What the task requires>
Copy out the entries in full and with complete accuracy; pictures are excluded.

BEGIN Recorded information

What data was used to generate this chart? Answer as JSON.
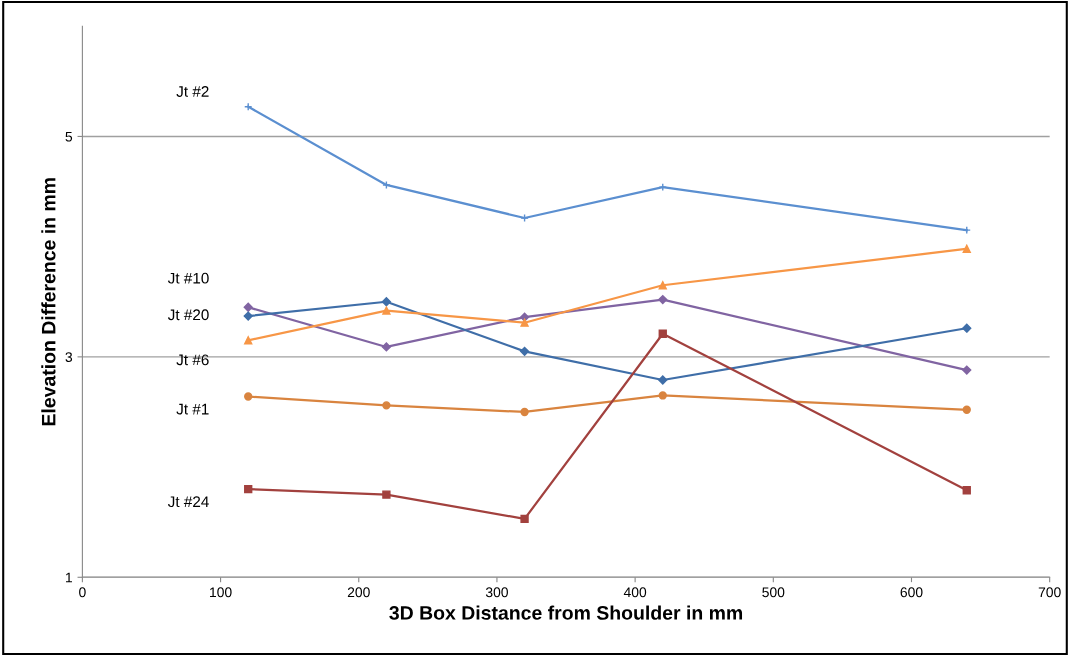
{
  "chart_data": {
    "type": "line",
    "xlabel": "3D Box Distance from Shoulder in mm",
    "ylabel": "Elevation Difference in mm",
    "x": [
      120,
      220,
      320,
      420,
      640
    ],
    "series": [
      {
        "name": "Jt #2",
        "color": "#5b8fd0",
        "marker": "cross",
        "values": [
          5.27,
          4.56,
          4.26,
          4.54,
          4.15
        ]
      },
      {
        "name": "Jt #10",
        "color": "#8064a2",
        "marker": "diamond",
        "values": [
          3.45,
          3.09,
          3.36,
          3.52,
          2.88
        ]
      },
      {
        "name": "Jt #20",
        "color": "#3f6ea8",
        "marker": "diamond",
        "values": [
          3.37,
          3.5,
          3.05,
          2.79,
          3.26
        ]
      },
      {
        "name": "Jt #6",
        "color": "#f79646",
        "marker": "triangle",
        "values": [
          3.15,
          3.42,
          3.31,
          3.65,
          3.98
        ]
      },
      {
        "name": "Jt #1",
        "color": "#d9843f",
        "marker": "circle",
        "values": [
          2.64,
          2.56,
          2.5,
          2.65,
          2.52
        ]
      },
      {
        "name": "Jt #24",
        "color": "#a2413e",
        "marker": "square",
        "values": [
          1.8,
          1.75,
          1.53,
          3.21,
          1.79
        ]
      }
    ],
    "xlim": [
      0,
      700
    ],
    "xticks": [
      0,
      100,
      200,
      300,
      400,
      500,
      600,
      700
    ],
    "ylim": [
      1,
      6
    ],
    "yticks": [
      1,
      3,
      5
    ],
    "grid": "y",
    "legend": false
  }
}
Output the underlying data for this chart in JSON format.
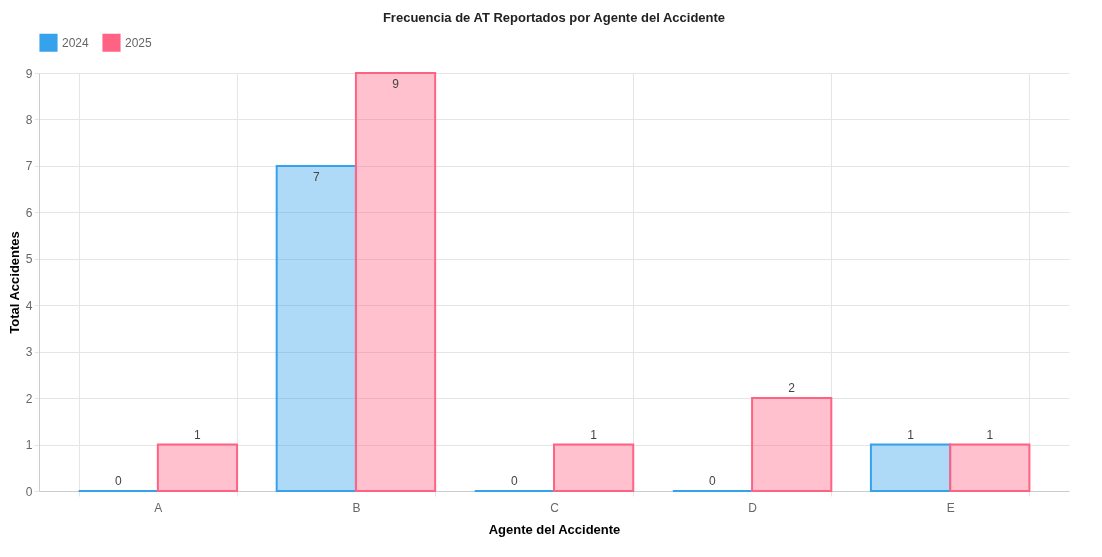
{
  "chart_data": {
    "type": "bar",
    "title": "Frecuencia de AT Reportados por Agente del Accidente",
    "xlabel": "Agente del Accidente",
    "ylabel": "Total Accidentes",
    "categories": [
      "A",
      "B",
      "C",
      "D",
      "E"
    ],
    "series": [
      {
        "name": "2024",
        "color": "#36a2eb",
        "values": [
          0,
          7,
          0,
          0,
          1
        ]
      },
      {
        "name": "2025",
        "color": "#ff6384",
        "values": [
          1,
          9,
          1,
          2,
          1
        ]
      }
    ],
    "ylim": [
      0,
      9
    ],
    "yticks": [
      0,
      1,
      2,
      3,
      4,
      5,
      6,
      7,
      8,
      9
    ],
    "grid": true,
    "legend": "top",
    "data_labels": true
  }
}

END Recorded information

Response below>
What data was used to generate this chart? Answer as JSON.
{
  "chart_data": {
    "type": "line",
    "xlabel": "3D Box Distance from Shoulder in mm",
    "ylabel": "Elevation Difference in mm",
    "x": [
      120,
      220,
      320,
      420,
      640
    ],
    "series": [
      {
        "name": "Jt #2",
        "color": "#5b8fd0",
        "marker": "cross",
        "values": [
          5.27,
          4.56,
          4.26,
          4.54,
          4.15
        ]
      },
      {
        "name": "Jt #10",
        "color": "#8064a2",
        "marker": "diamond",
        "values": [
          3.45,
          3.09,
          3.36,
          3.52,
          2.88
        ]
      },
      {
        "name": "Jt #20",
        "color": "#3f6ea8",
        "marker": "diamond",
        "values": [
          3.37,
          3.5,
          3.05,
          2.79,
          3.26
        ]
      },
      {
        "name": "Jt #6",
        "color": "#f79646",
        "marker": "triangle",
        "values": [
          3.15,
          3.42,
          3.31,
          3.65,
          3.98
        ]
      },
      {
        "name": "Jt #1",
        "color": "#d9843f",
        "marker": "circle",
        "values": [
          2.64,
          2.56,
          2.5,
          2.65,
          2.52
        ]
      },
      {
        "name": "Jt #24",
        "color": "#a2413e",
        "marker": "square",
        "values": [
          1.8,
          1.75,
          1.53,
          3.21,
          1.79
        ]
      }
    ],
    "xlim": [
      0,
      700
    ],
    "xticks": [
      0,
      100,
      200,
      300,
      400,
      500,
      600,
      700
    ],
    "ylim": [
      1,
      6
    ],
    "yticks": [
      1,
      3,
      5
    ],
    "grid": "y",
    "legend": false
  }
}
Output the underlying data for this chart in JSON format.
{
  "chart_data": {
    "type": "bar",
    "title": "Frecuencia de AT Reportados por Agente del Accidente",
    "xlabel": "Agente del Accidente",
    "ylabel": "Total Accidentes",
    "categories": [
      "A",
      "B",
      "C",
      "D",
      "E"
    ],
    "series": [
      {
        "name": "2024",
        "color": "#36a2eb",
        "values": [
          0,
          7,
          0,
          0,
          1
        ]
      },
      {
        "name": "2025",
        "color": "#ff6384",
        "values": [
          1,
          9,
          1,
          2,
          1
        ]
      }
    ],
    "ylim": [
      0,
      9
    ],
    "yticks": [
      0,
      1,
      2,
      3,
      4,
      5,
      6,
      7,
      8,
      9
    ],
    "grid": true,
    "legend": "top",
    "data_labels": true
  }
}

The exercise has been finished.